* [Required tasks]
a – Print the part of the Matariki article from "Māori astronomy expert" up to and including "of the year.".
b – According to the Matariki article, how much earlier does the cluster rise each night?
c – Resume the article on Matariki and the Pleiades from its last sentence.

* [Selection]
******
Known widely as the Pleiades, Seven Sisters, Subaru, or even Messier 45 – after a list compiled by 18th century French astronomer Charles Messier – the few visible stars are among about 1000 in the cluster, loosely bound by gravity, according to Nasa.
Space.com said stars in the group – about 410 light years away – were all born about the same time from a gigantic cloud of gas and dust. The brightest stars that glowed a hot blue formed within the past 100 million years, and had lifespans of only a few hundred million years.
With sharp eyes and a clear, dark sky, it was possible to spot up to 12 of the stars in the group unaided.
Māori astronomy expert Dr Rangi Mātāmua talks of nine stars of Matariki that are significant as part of marking the Māori New Year.
When is Matariki visible from New Zealand?
Astronomer and Otago Museum director Dr Ian Griffin said he had seen Matariki and photographed it early Saturday. “It was relatively easy to see.”
It was a cold, clear night, and dark until about 7.30am. Matariki started to be visible about 6.30am. By Friday it would be rising about half an hour earlier.
Stardome astronomy educator Olive Karena-Lockyer said the star cluster Matariki was visible for 11 months of the year.
When it first reappeared it could be seen for only a short time in the northeast, just before the Sun rose.
People could see the main Matariki stars unaided, although the level of light pollution was a factor in how much they saw, Karena-Lockyer said.
“It’s something people can go and look at without any technology… But if you did want a bit of technology, binoculars would be the way to go.”
John Drummond, of Gisborne Astro Tours, said Matariki rose four minutes earlier every night. By February the cluster was rising in the evening sky, and was in the night sky for many hours.
What does the reappearance of Matariki herald?
Matariki was one of the markers that indicated it was around the time of the shortest day, Mātāmua said.
“While it’s not the actual shortest day. It’s a marker that we are in mid-winter, from here on out the days will start to get longer.”
The reappearance of the cluster was not sufficient on its own to confirm the dates for the Matariki celebrations. The Moon also had to be in the right phase.
That was when the Moon was in its Tangaroa period, based on the Maramataka, the Māori lunar calendar.
******
* [Data excerpt]
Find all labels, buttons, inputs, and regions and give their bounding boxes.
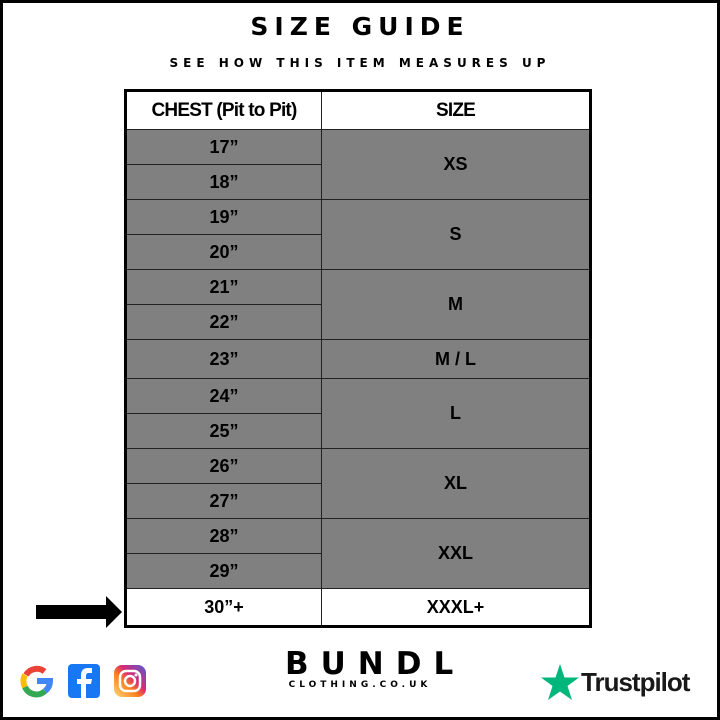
******
* [Answers for the tasks]
a –
Māori astronomy expert Dr Rangi Mātāmua talks of nine stars of Matariki that are significant as part of marking the Māori New Year.
When is Matariki visible from New Zealand?
Astronomer and Otago Museum director Dr Ian Griffin said he had seen Matariki and photographed it early Saturday. “It was relatively easy to see.”
It was a cold, clear night, and dark until about 7.30am. Matariki started to be visible about 6.30am. By Friday it would be rising about half an hour earlier.
Stardome astronomy educator Olive Karena-Lockyer said the star cluster Matariki was visible for 11 months of the year.

b – Four minutes earlier every night.

c –
Tangaroa coincided with the last quarter Moon, with the first day of Tangaroa in 2022 being Tuesday or Wednesday, Mātāmua said.
What about variations on how Māori marked mid-winter?
Matamua was chair of the advisory group set up the Government to decide the dates of the Matariki public holiday.
“We had to at least come up with an approach that could be put into the Gregorian calendar,” he said.
“The similarities are many – the rising of a star or group of stars in a particular lunar phase. We found a reference to the Tangaroa lunar period from the Far North, into Bay of Plenty, into East Coast and Tūhoe.”
In its report, the committee said there were tribal and regional differences in determining when the Māori New Year was observed.
“For some iwi the pre-dawn rising of Matariki, in the correct lunar phase of the correct lunar month, heralds the Māori New Year,” the report said.
“For other tribes, Matariki is replaced by Puanga (Rigel) as the major marker of the New Year, while some look to Atutahi (Canopus). There are even regions where the setting of Rehua (Antares) in the winter is used to identify the correct period of time.”
Anything to look out for if you’re trying to see Matariki?
A treat this year is a line-up of planets. The alignment of Mercury, Venus, Mars, Jupiter and Saturn has been visible since earlier in June, and on Tuesday the Moon will join in.
The Matariki constellation will be just below Venus, which will be the brightest planet in the sky.
'Most people who are getting up to catch the Matariki stars will be able to spot this beautiful alignment of six objects, including the Moon,” Stardome’s Josh Aoraki said.